--- INPUT RECORDS Enclosed Below ---

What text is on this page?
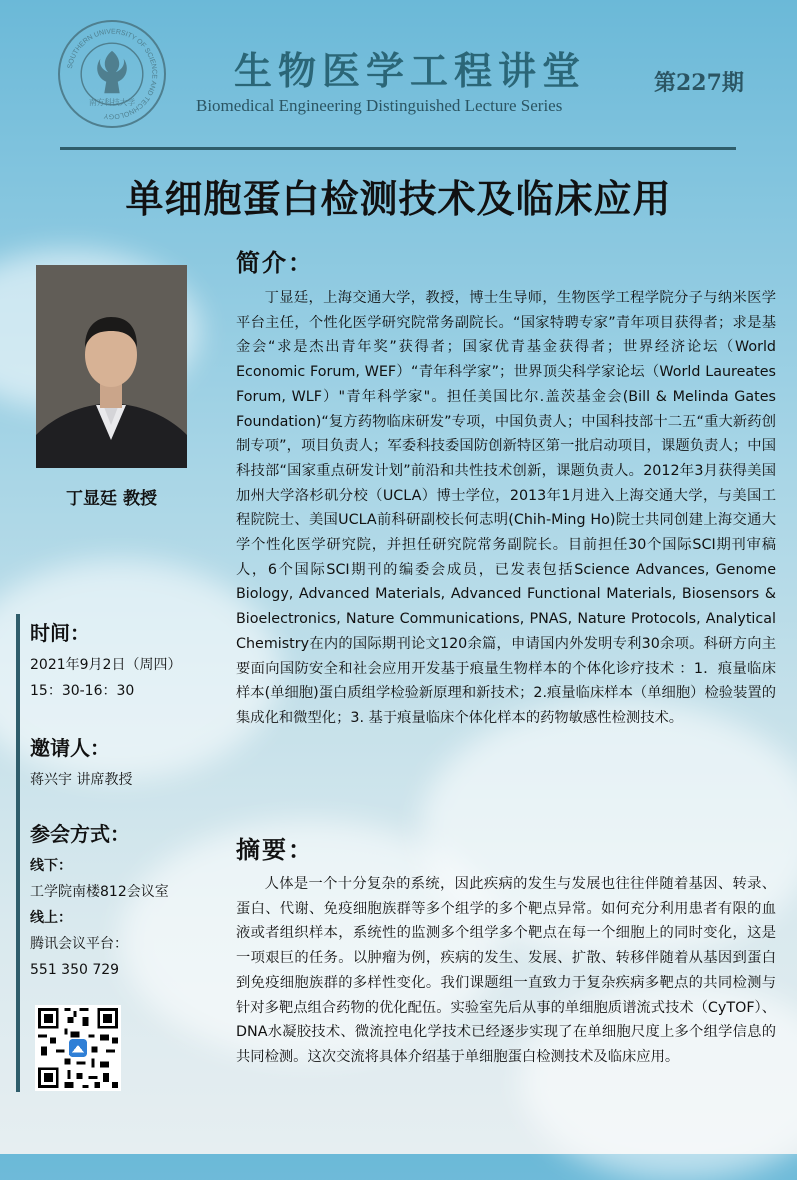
SOUTHERN UNIVERSITY OF SCIENCE AND TECHNOLOGY
南方科技大学
生物医学工程讲堂
Biomedical Engineering Distinguished Lecture Series
第227期
单细胞蛋白检测技术及临床应用
丁显廷 教授

时间：

2021年9月2日（周四）

15：30-16：30

邀请人：

蒋兴宇 讲席教授

参会方式：

线下：

工学院南楼812会议室

线上：

腾讯会议平台：

551 350 729

简介：

丁显廷，上海交通大学，教授，博士生导师，生物医学工程学院分子与纳米医学平台主任，个性化医学研究院常务副院长。“国家特聘专家”青年项目获得者；求是基金会“求是杰出青年奖”获得者；国家优青基金获得者；世界经济论坛（World Economic Forum, WEF）“青年科学家”；世界顶尖科学家论坛（World Laureates Forum, WLF）"青年科学家"。担任美国比尔.盖茨基金会(Bill & Melinda Gates Foundation)“复方药物临床研发”专项，中国负责人；中国科技部十二五“重大新药创制专项”，项目负责人；军委科技委国防创新特区第一批启动项目，课题负责人；中国科技部“国家重点研发计划”前沿和共性技术创新，课题负责人。2012年3月获得美国加州大学洛杉矶分校（UCLA）博士学位，2013年1月进入上海交通大学，与美国工程院院士、美国UCLA前科研副校长何志明(Chih-Ming Ho)院士共同创建上海交通大学个性化医学研究院，并担任研究院常务副院长。目前担任30个国际SCI期刊审稿人，6个国际SCI期刊的编委会成员，已发表包括Science Advances, Genome Biology, Advanced Materials, Advanced Functional Materials, Biosensors & Bioelectronics, Nature Communications, PNAS, Nature Protocols, Analytical Chemistry在内的国际期刊论文120余篇，申请国内外发明专利30余项。科研方向主要面向国防安全和社会应用开发基于痕量生物样本的个体化诊疗技术 ：1．痕量临床样本(单细胞)蛋白质组学检验新原理和新技术；2.痕量临床样本（单细胞）检验装置的集成化和微型化；3. 基于痕量临床个体化样本的药物敏感性检测技术。

摘要：

人体是一个十分复杂的系统，因此疾病的发生与发展也往往伴随着基因、转录、蛋白、代谢、免疫细胞族群等多个组学的多个靶点异常。如何充分利用患者有限的血液或者组织样本，系统性的监测多个组学多个靶点在每一个细胞上的同时变化，这是一项艰巨的任务。以肿瘤为例，疾病的发生、发展、扩散、转移伴随着从基因到蛋白到免疫细胞族群的多样性变化。我们课题组一直致力于复杂疾病多靶点的共同检测与针对多靶点组合药物的优化配伍。实验室先后从事的单细胞质谱流式技术（CyTOF）、DNA水凝胶技术、微流控电化学技术已经逐步实现了在单细胞尺度上多个组学信息的共同检测。这次交流将具体介绍基于单细胞蛋白检测技术及临床应用。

--- End of Enclosed INPUT RECORDS ---

▸ **WORK TO BE COMPLETED**:
Transcribe each entry above character for character, omitting pictures.

▸ **RESPONSE BOX**:
What text is on this page?
SOUTHERN UNIVERSITY OF SCIENCE AND TECHNOLOGY
南方科技大学
生物医学工程讲堂
Biomedical Engineering Distinguished Lecture Series
第227期
单细胞蛋白检测技术及临床应用
丁显廷 教授

时间：

2021年9月2日（周四）

15：30-16：30

邀请人：

蒋兴宇 讲席教授

参会方式：

线下：

工学院南楼812会议室

线上：

腾讯会议平台：

551 350 729

简介：

丁显廷，上海交通大学，教授，博士生导师，生物医学工程学院分子与纳米医学平台主任，个性化医学研究院常务副院长。“国家特聘专家”青年项目获得者；求是基金会“求是杰出青年奖”获得者；国家优青基金获得者；世界经济论坛（World Economic Forum, WEF）“青年科学家”；世界顶尖科学家论坛（World Laureates Forum, WLF）"青年科学家"。担任美国比尔.盖茨基金会(Bill & Melinda Gates Foundation)“复方药物临床研发”专项，中国负责人；中国科技部十二五“重大新药创制专项”，项目负责人；军委科技委国防创新特区第一批启动项目，课题负责人；中国科技部“国家重点研发计划”前沿和共性技术创新，课题负责人。2012年3月获得美国加州大学洛杉矶分校（UCLA）博士学位，2013年1月进入上海交通大学，与美国工程院院士、美国UCLA前科研副校长何志明(Chih-Ming Ho)院士共同创建上海交通大学个性化医学研究院，并担任研究院常务副院长。目前担任30个国际SCI期刊审稿人，6个国际SCI期刊的编委会成员，已发表包括Science Advances, Genome Biology, Advanced Materials, Advanced Functional Materials, Biosensors & Bioelectronics, Nature Communications, PNAS, Nature Protocols, Analytical Chemistry在内的国际期刊论文120余篇，申请国内外发明专利30余项。科研方向主要面向国防安全和社会应用开发基于痕量生物样本的个体化诊疗技术 ：1．痕量临床样本(单细胞)蛋白质组学检验新原理和新技术；2.痕量临床样本（单细胞）检验装置的集成化和微型化；3. 基于痕量临床个体化样本的药物敏感性检测技术。

摘要：

人体是一个十分复杂的系统，因此疾病的发生与发展也往往伴随着基因、转录、蛋白、代谢、免疫细胞族群等多个组学的多个靶点异常。如何充分利用患者有限的血液或者组织样本，系统性的监测多个组学多个靶点在每一个细胞上的同时变化，这是一项艰巨的任务。以肿瘤为例，疾病的发生、发展、扩散、转移伴随着从基因到蛋白到免疫细胞族群的多样性变化。我们课题组一直致力于复杂疾病多靶点的共同检测与针对多靶点组合药物的优化配伍。实验室先后从事的单细胞质谱流式技术（CyTOF）、DNA水凝胶技术、微流控电化学技术已经逐步实现了在单细胞尺度上多个组学信息的共同检测。这次交流将具体介绍基于单细胞蛋白检测技术及临床应用。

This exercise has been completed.